▶ **Set problem**: Using the entries that follow, collect the lines where the word "address" appears.

▶ **Task data**:
^^^^
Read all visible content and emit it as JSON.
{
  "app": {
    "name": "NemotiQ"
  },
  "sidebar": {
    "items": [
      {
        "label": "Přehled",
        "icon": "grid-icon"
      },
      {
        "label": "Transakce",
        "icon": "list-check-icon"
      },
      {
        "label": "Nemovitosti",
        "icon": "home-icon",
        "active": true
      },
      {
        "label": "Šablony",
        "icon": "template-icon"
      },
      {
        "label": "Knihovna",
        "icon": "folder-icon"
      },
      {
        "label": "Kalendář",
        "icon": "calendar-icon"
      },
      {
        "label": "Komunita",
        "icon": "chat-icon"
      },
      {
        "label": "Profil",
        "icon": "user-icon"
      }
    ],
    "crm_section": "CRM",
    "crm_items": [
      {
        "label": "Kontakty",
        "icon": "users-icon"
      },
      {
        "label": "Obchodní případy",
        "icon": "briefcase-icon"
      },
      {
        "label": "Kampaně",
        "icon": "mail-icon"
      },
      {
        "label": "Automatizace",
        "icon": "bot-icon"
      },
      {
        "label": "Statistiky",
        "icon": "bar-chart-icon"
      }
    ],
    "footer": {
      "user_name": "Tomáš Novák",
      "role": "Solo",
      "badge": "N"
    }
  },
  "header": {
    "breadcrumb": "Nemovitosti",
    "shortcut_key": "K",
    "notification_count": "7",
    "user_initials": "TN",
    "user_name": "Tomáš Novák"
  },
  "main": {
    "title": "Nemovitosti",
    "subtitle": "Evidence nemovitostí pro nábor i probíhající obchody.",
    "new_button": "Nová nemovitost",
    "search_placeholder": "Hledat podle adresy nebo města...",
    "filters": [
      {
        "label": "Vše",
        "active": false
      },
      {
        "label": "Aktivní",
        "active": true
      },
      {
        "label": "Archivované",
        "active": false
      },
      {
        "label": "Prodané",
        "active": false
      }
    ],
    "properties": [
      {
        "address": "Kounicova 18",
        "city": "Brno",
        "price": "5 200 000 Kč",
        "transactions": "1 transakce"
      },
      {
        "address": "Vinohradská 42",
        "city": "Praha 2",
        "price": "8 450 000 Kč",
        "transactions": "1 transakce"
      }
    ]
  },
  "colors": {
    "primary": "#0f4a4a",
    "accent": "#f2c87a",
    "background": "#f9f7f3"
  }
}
^^^^
▶ **Full answer**:
        "address": "Kounicova 18",
        "address": "Vinohradská 42",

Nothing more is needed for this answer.